- [WHAT YOU HAVE TO DO]: Go through the records underneath and write each one out again exactly.

(Dataset listings of figures)
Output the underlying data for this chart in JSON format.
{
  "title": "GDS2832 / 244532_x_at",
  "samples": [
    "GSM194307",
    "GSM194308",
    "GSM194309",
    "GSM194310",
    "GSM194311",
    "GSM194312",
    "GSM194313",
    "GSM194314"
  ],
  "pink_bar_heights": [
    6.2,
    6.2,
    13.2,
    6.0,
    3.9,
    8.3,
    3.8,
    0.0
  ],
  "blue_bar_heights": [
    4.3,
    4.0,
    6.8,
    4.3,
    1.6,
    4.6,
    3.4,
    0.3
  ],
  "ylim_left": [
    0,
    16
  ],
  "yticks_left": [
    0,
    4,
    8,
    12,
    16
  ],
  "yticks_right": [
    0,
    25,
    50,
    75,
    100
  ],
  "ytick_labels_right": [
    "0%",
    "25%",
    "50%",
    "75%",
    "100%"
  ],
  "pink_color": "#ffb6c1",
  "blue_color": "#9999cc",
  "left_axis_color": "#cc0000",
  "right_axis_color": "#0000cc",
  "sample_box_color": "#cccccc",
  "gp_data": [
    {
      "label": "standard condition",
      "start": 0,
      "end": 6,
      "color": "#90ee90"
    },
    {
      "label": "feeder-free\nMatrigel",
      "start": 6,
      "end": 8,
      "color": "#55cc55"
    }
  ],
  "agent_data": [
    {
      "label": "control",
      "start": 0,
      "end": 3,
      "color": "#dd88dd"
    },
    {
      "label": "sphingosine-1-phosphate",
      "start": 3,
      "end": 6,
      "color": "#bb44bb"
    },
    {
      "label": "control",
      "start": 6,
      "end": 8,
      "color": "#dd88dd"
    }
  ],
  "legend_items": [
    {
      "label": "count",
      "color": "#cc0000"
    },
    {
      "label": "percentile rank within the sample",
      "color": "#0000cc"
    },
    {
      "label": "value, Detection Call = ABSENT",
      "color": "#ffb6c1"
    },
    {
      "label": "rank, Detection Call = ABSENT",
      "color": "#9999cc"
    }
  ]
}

- [RESULT]:
Output the underlying data for this chart in JSON format.
{
  "title": "GDS2832 / 244532_x_at",
  "samples": [
    "GSM194307",
    "GSM194308",
    "GSM194309",
    "GSM194310",
    "GSM194311",
    "GSM194312",
    "GSM194313",
    "GSM194314"
  ],
  "pink_bar_heights": [
    6.2,
    6.2,
    13.2,
    6.0,
    3.9,
    8.3,
    3.8,
    0.0
  ],
  "blue_bar_heights": [
    4.3,
    4.0,
    6.8,
    4.3,
    1.6,
    4.6,
    3.4,
    0.3
  ],
  "ylim_left": [
    0,
    16
  ],
  "yticks_left": [
    0,
    4,
    8,
    12,
    16
  ],
  "yticks_right": [
    0,
    25,
    50,
    75,
    100
  ],
  "ytick_labels_right": [
    "0%",
    "25%",
    "50%",
    "75%",
    "100%"
  ],
  "pink_color": "#ffb6c1",
  "blue_color": "#9999cc",
  "left_axis_color": "#cc0000",
  "right_axis_color": "#0000cc",
  "sample_box_color": "#cccccc",
  "gp_data": [
    {
      "label": "standard condition",
      "start": 0,
      "end": 6,
      "color": "#90ee90"
    },
    {
      "label": "feeder-free\nMatrigel",
      "start": 6,
      "end": 8,
      "color": "#55cc55"
    }
  ],
  "agent_data": [
    {
      "label": "control",
      "start": 0,
      "end": 3,
      "color": "#dd88dd"
    },
    {
      "label": "sphingosine-1-phosphate",
      "start": 3,
      "end": 6,
      "color": "#bb44bb"
    },
    {
      "label": "control",
      "start": 6,
      "end": 8,
      "color": "#dd88dd"
    }
  ],
  "legend_items": [
    {
      "label": "count",
      "color": "#cc0000"
    },
    {
      "label": "percentile rank within the sample",
      "color": "#0000cc"
    },
    {
      "label": "value, Detection Call = ABSENT",
      "color": "#ffb6c1"
    },
    {
      "label": "rank, Detection Call = ABSENT",
      "color": "#9999cc"
    }
  ]
}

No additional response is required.